* BRIEF: Find every line below that contains the word "JSON" and copy it out.
* begin INFORMATION SHOWN *
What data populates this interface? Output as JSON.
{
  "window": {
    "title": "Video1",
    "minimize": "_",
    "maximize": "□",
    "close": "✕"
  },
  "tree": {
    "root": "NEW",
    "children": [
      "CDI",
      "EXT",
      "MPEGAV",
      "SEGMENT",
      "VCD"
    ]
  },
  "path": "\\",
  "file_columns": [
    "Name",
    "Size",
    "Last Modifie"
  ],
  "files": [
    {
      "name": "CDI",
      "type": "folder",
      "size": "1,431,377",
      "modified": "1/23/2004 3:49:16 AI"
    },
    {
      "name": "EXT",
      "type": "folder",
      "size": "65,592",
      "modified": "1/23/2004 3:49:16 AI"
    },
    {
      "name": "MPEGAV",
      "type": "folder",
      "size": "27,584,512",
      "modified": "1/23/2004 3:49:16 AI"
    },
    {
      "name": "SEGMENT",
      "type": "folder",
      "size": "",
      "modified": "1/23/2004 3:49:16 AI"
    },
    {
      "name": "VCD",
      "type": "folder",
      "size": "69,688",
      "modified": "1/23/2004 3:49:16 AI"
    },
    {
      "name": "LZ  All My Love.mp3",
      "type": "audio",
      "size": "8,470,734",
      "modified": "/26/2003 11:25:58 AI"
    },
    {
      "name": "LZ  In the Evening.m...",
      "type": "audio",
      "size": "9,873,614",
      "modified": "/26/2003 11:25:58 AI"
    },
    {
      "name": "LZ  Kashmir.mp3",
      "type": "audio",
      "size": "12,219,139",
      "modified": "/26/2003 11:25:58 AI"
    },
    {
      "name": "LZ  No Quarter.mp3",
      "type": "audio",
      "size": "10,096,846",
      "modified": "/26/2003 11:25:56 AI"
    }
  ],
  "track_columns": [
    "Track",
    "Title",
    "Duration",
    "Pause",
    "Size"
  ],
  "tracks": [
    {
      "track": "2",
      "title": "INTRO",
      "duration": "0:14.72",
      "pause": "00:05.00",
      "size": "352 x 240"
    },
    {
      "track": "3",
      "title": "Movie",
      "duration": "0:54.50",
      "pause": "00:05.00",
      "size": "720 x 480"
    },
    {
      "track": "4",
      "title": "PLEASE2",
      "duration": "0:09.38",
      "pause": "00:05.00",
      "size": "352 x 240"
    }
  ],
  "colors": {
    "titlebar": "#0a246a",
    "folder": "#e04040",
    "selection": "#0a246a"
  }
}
* end INFORMATION SHOWN *
* begin INFORMATION SHOWN *
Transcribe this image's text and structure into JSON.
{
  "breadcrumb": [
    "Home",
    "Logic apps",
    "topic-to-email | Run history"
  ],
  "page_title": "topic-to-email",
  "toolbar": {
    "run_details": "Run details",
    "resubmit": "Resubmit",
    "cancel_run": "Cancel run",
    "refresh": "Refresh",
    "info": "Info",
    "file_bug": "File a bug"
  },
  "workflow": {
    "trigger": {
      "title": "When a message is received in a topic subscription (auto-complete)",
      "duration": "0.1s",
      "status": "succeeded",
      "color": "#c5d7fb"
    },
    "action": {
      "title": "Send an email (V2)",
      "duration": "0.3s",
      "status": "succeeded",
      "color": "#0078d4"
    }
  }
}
* end INFORMATION SHOWN *
* ANSWER TO THIS PROBLEM:
What data populates this interface? Output as JSON.
Transcribe this image's text and structure into JSON.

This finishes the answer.